§ Task description: Reproduce every record exactly as it appears, but not the pictures.

§ Data extract:
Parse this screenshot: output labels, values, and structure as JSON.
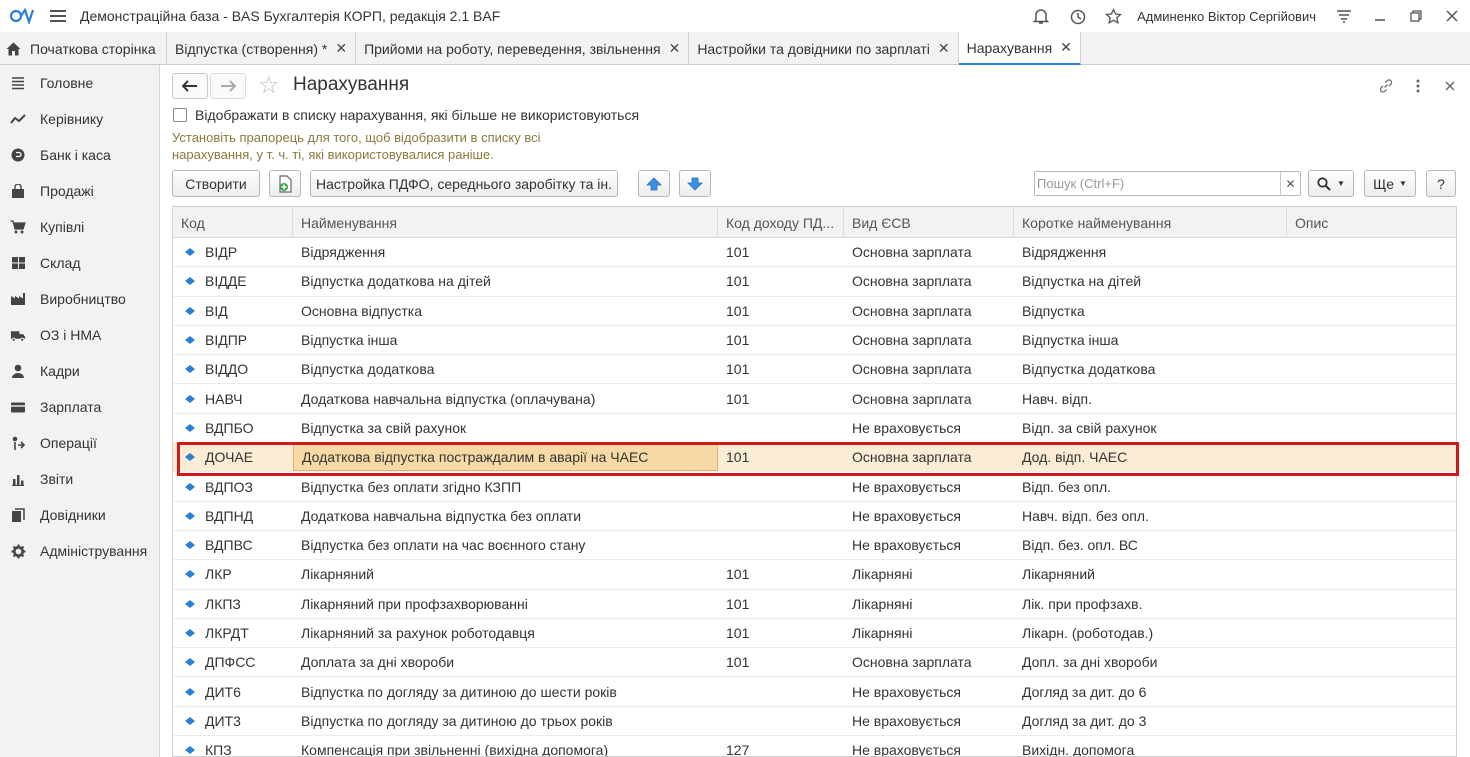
{
  "app": {
    "title": "Демонстраційна база - BAS Бухгалтерія КОРП, редакція 2.1 BAF",
    "user": "Админенко Віктор Сергійович"
  },
  "tabs": [
    {
      "label": "Початкова сторінка",
      "closable": false
    },
    {
      "label": "Відпустка (створення) *",
      "closable": true
    },
    {
      "label": "Прийоми на роботу, переведення, звільнення",
      "closable": true
    },
    {
      "label": "Настройки та довідники по зарплаті",
      "closable": true
    },
    {
      "label": "Нарахування",
      "closable": true,
      "active": true
    }
  ],
  "sidebar": {
    "items": [
      {
        "label": "Головне",
        "icon": "menu-icon"
      },
      {
        "label": "Керівнику",
        "icon": "trend-icon"
      },
      {
        "label": "Банк і каса",
        "icon": "coin-icon"
      },
      {
        "label": "Продажі",
        "icon": "bag-icon"
      },
      {
        "label": "Купівлі",
        "icon": "cart-icon"
      },
      {
        "label": "Склад",
        "icon": "warehouse-icon"
      },
      {
        "label": "Виробництво",
        "icon": "factory-icon"
      },
      {
        "label": "ОЗ і НМА",
        "icon": "truck-icon"
      },
      {
        "label": "Кадри",
        "icon": "person-icon"
      },
      {
        "label": "Зарплата",
        "icon": "wallet-icon"
      },
      {
        "label": "Операції",
        "icon": "operations-icon"
      },
      {
        "label": "Звіти",
        "icon": "bar-chart-icon"
      },
      {
        "label": "Довідники",
        "icon": "books-icon"
      },
      {
        "label": "Адміністрування",
        "icon": "gear-icon"
      }
    ]
  },
  "form": {
    "title": "Нарахування",
    "checkbox_label": "Відображати в списку нарахування, які більше не використовуються",
    "hint": "Установіть прапорець для того, щоб відобразити в списку всі нарахування, у т. ч. ті, які використовувалися раніше.",
    "create_label": "Створити",
    "settings_label": "Настройка ПДФО, середнього заробітку та ін.",
    "search_placeholder": "Пошук (Ctrl+F)",
    "more_label": "Ще",
    "help_label": "?"
  },
  "table": {
    "columns": [
      "Код",
      "Найменування",
      "Код доходу ПД...",
      "Вид ЄСВ",
      "Коротке найменування",
      "Опис"
    ],
    "rows": [
      {
        "code": "ВІДР",
        "name": "Відрядження",
        "income": "101",
        "esv": "Основна зарплата",
        "short": "Відрядження",
        "desc": ""
      },
      {
        "code": "ВІДДЕ",
        "name": "Відпустка додаткова на дітей",
        "income": "101",
        "esv": "Основна зарплата",
        "short": "Відпустка на дітей",
        "desc": ""
      },
      {
        "code": "ВІД",
        "name": "Основна відпустка",
        "income": "101",
        "esv": "Основна зарплата",
        "short": "Відпустка",
        "desc": ""
      },
      {
        "code": "ВІДПР",
        "name": "Відпустка інша",
        "income": "101",
        "esv": "Основна зарплата",
        "short": "Відпустка інша",
        "desc": ""
      },
      {
        "code": "ВІДДО",
        "name": "Відпустка додаткова",
        "income": "101",
        "esv": "Основна зарплата",
        "short": "Відпустка додаткова",
        "desc": ""
      },
      {
        "code": "НАВЧ",
        "name": "Додаткова навчальна відпустка (оплачувана)",
        "income": "101",
        "esv": "Основна зарплата",
        "short": "Навч. відп.",
        "desc": ""
      },
      {
        "code": "ВДПБО",
        "name": "Відпустка за свій рахунок",
        "income": "",
        "esv": "Не враховується",
        "short": "Відп. за свій рахунок",
        "desc": ""
      },
      {
        "code": "ДОЧАЕ",
        "name": "Додаткова відпустка постраждалим в аварії на ЧАЕС",
        "income": "101",
        "esv": "Основна зарплата",
        "short": "Дод. відп. ЧАЕС",
        "desc": "",
        "selected": true
      },
      {
        "code": "ВДПОЗ",
        "name": "Відпустка без оплати згідно КЗПП",
        "income": "",
        "esv": "Не враховується",
        "short": "Відп. без опл.",
        "desc": ""
      },
      {
        "code": "ВДПНД",
        "name": "Додаткова навчальна відпустка без оплати",
        "income": "",
        "esv": "Не враховується",
        "short": "Навч. відп. без опл.",
        "desc": ""
      },
      {
        "code": "ВДПВС",
        "name": "Відпустка без оплати на час воєнного стану",
        "income": "",
        "esv": "Не враховується",
        "short": "Відп. без. опл. ВС",
        "desc": ""
      },
      {
        "code": "ЛКР",
        "name": "Лікарняний",
        "income": "101",
        "esv": "Лікарняні",
        "short": "Лікарняний",
        "desc": ""
      },
      {
        "code": "ЛКПЗ",
        "name": "Лікарняний при профзахворюванні",
        "income": "101",
        "esv": "Лікарняні",
        "short": "Лік. при профзахв.",
        "desc": ""
      },
      {
        "code": "ЛКРДТ",
        "name": "Лікарняний за рахунок роботодавця",
        "income": "101",
        "esv": "Лікарняні",
        "short": "Лікарн. (роботодав.)",
        "desc": ""
      },
      {
        "code": "ДПФСС",
        "name": "Доплата за дні хвороби",
        "income": "101",
        "esv": "Основна зарплата",
        "short": "Допл. за дні хвороби",
        "desc": ""
      },
      {
        "code": "ДИТ6",
        "name": "Відпустка по догляду за дитиною до шести років",
        "income": "",
        "esv": "Не враховується",
        "short": "Догляд за дит. до 6",
        "desc": ""
      },
      {
        "code": "ДИТ3",
        "name": "Відпустка по догляду за дитиною до трьох років",
        "income": "",
        "esv": "Не враховується",
        "short": "Догляд за дит. до 3",
        "desc": ""
      },
      {
        "code": "КПЗ",
        "name": "Компенсація при звільненні (вихідна допомога)",
        "income": "127",
        "esv": "Не враховується",
        "short": "Вихідн. допомога",
        "desc": ""
      }
    ]
  },
  "colors": {
    "accent": "#2b7fd4",
    "selected_row": "#fbecd5",
    "highlight": "#d21818",
    "hint": "#8a7a3a"
  }
}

§ Result below:
Parse this screenshot: output labels, values, and structure as JSON.
{
  "app": {
    "title": "Демонстраційна база - BAS Бухгалтерія КОРП, редакція 2.1 BAF",
    "user": "Админенко Віктор Сергійович"
  },
  "tabs": [
    {
      "label": "Початкова сторінка",
      "closable": false
    },
    {
      "label": "Відпустка (створення) *",
      "closable": true
    },
    {
      "label": "Прийоми на роботу, переведення, звільнення",
      "closable": true
    },
    {
      "label": "Настройки та довідники по зарплаті",
      "closable": true
    },
    {
      "label": "Нарахування",
      "closable": true,
      "active": true
    }
  ],
  "sidebar": {
    "items": [
      {
        "label": "Головне",
        "icon": "menu-icon"
      },
      {
        "label": "Керівнику",
        "icon": "trend-icon"
      },
      {
        "label": "Банк і каса",
        "icon": "coin-icon"
      },
      {
        "label": "Продажі",
        "icon": "bag-icon"
      },
      {
        "label": "Купівлі",
        "icon": "cart-icon"
      },
      {
        "label": "Склад",
        "icon": "warehouse-icon"
      },
      {
        "label": "Виробництво",
        "icon": "factory-icon"
      },
      {
        "label": "ОЗ і НМА",
        "icon": "truck-icon"
      },
      {
        "label": "Кадри",
        "icon": "person-icon"
      },
      {
        "label": "Зарплата",
        "icon": "wallet-icon"
      },
      {
        "label": "Операції",
        "icon": "operations-icon"
      },
      {
        "label": "Звіти",
        "icon": "bar-chart-icon"
      },
      {
        "label": "Довідники",
        "icon": "books-icon"
      },
      {
        "label": "Адміністрування",
        "icon": "gear-icon"
      }
    ]
  },
  "form": {
    "title": "Нарахування",
    "checkbox_label": "Відображати в списку нарахування, які більше не використовуються",
    "hint": "Установіть прапорець для того, щоб відобразити в списку всі нарахування, у т. ч. ті, які використовувалися раніше.",
    "create_label": "Створити",
    "settings_label": "Настройка ПДФО, середнього заробітку та ін.",
    "search_placeholder": "Пошук (Ctrl+F)",
    "more_label": "Ще",
    "help_label": "?"
  },
  "table": {
    "columns": [
      "Код",
      "Найменування",
      "Код доходу ПД...",
      "Вид ЄСВ",
      "Коротке найменування",
      "Опис"
    ],
    "rows": [
      {
        "code": "ВІДР",
        "name": "Відрядження",
        "income": "101",
        "esv": "Основна зарплата",
        "short": "Відрядження",
        "desc": ""
      },
      {
        "code": "ВІДДЕ",
        "name": "Відпустка додаткова на дітей",
        "income": "101",
        "esv": "Основна зарплата",
        "short": "Відпустка на дітей",
        "desc": ""
      },
      {
        "code": "ВІД",
        "name": "Основна відпустка",
        "income": "101",
        "esv": "Основна зарплата",
        "short": "Відпустка",
        "desc": ""
      },
      {
        "code": "ВІДПР",
        "name": "Відпустка інша",
        "income": "101",
        "esv": "Основна зарплата",
        "short": "Відпустка інша",
        "desc": ""
      },
      {
        "code": "ВІДДО",
        "name": "Відпустка додаткова",
        "income": "101",
        "esv": "Основна зарплата",
        "short": "Відпустка додаткова",
        "desc": ""
      },
      {
        "code": "НАВЧ",
        "name": "Додаткова навчальна відпустка (оплачувана)",
        "income": "101",
        "esv": "Основна зарплата",
        "short": "Навч. відп.",
        "desc": ""
      },
      {
        "code": "ВДПБО",
        "name": "Відпустка за свій рахунок",
        "income": "",
        "esv": "Не враховується",
        "short": "Відп. за свій рахунок",
        "desc": ""
      },
      {
        "code": "ДОЧАЕ",
        "name": "Додаткова відпустка постраждалим в аварії на ЧАЕС",
        "income": "101",
        "esv": "Основна зарплата",
        "short": "Дод. відп. ЧАЕС",
        "desc": "",
        "selected": true
      },
      {
        "code": "ВДПОЗ",
        "name": "Відпустка без оплати згідно КЗПП",
        "income": "",
        "esv": "Не враховується",
        "short": "Відп. без опл.",
        "desc": ""
      },
      {
        "code": "ВДПНД",
        "name": "Додаткова навчальна відпустка без оплати",
        "income": "",
        "esv": "Не враховується",
        "short": "Навч. відп. без опл.",
        "desc": ""
      },
      {
        "code": "ВДПВС",
        "name": "Відпустка без оплати на час воєнного стану",
        "income": "",
        "esv": "Не враховується",
        "short": "Відп. без. опл. ВС",
        "desc": ""
      },
      {
        "code": "ЛКР",
        "name": "Лікарняний",
        "income": "101",
        "esv": "Лікарняні",
        "short": "Лікарняний",
        "desc": ""
      },
      {
        "code": "ЛКПЗ",
        "name": "Лікарняний при профзахворюванні",
        "income": "101",
        "esv": "Лікарняні",
        "short": "Лік. при профзахв.",
        "desc": ""
      },
      {
        "code": "ЛКРДТ",
        "name": "Лікарняний за рахунок роботодавця",
        "income": "101",
        "esv": "Лікарняні",
        "short": "Лікарн. (роботодав.)",
        "desc": ""
      },
      {
        "code": "ДПФСС",
        "name": "Доплата за дні хвороби",
        "income": "101",
        "esv": "Основна зарплата",
        "short": "Допл. за дні хвороби",
        "desc": ""
      },
      {
        "code": "ДИТ6",
        "name": "Відпустка по догляду за дитиною до шести років",
        "income": "",
        "esv": "Не враховується",
        "short": "Догляд за дит. до 6",
        "desc": ""
      },
      {
        "code": "ДИТ3",
        "name": "Відпустка по догляду за дитиною до трьох років",
        "income": "",
        "esv": "Не враховується",
        "short": "Догляд за дит. до 3",
        "desc": ""
      },
      {
        "code": "КПЗ",
        "name": "Компенсація при звільненні (вихідна допомога)",
        "income": "127",
        "esv": "Не враховується",
        "short": "Вихідн. допомога",
        "desc": ""
      }
    ]
  },
  "colors": {
    "accent": "#2b7fd4",
    "selected_row": "#fbecd5",
    "highlight": "#d21818",
    "hint": "#8a7a3a"
  }
}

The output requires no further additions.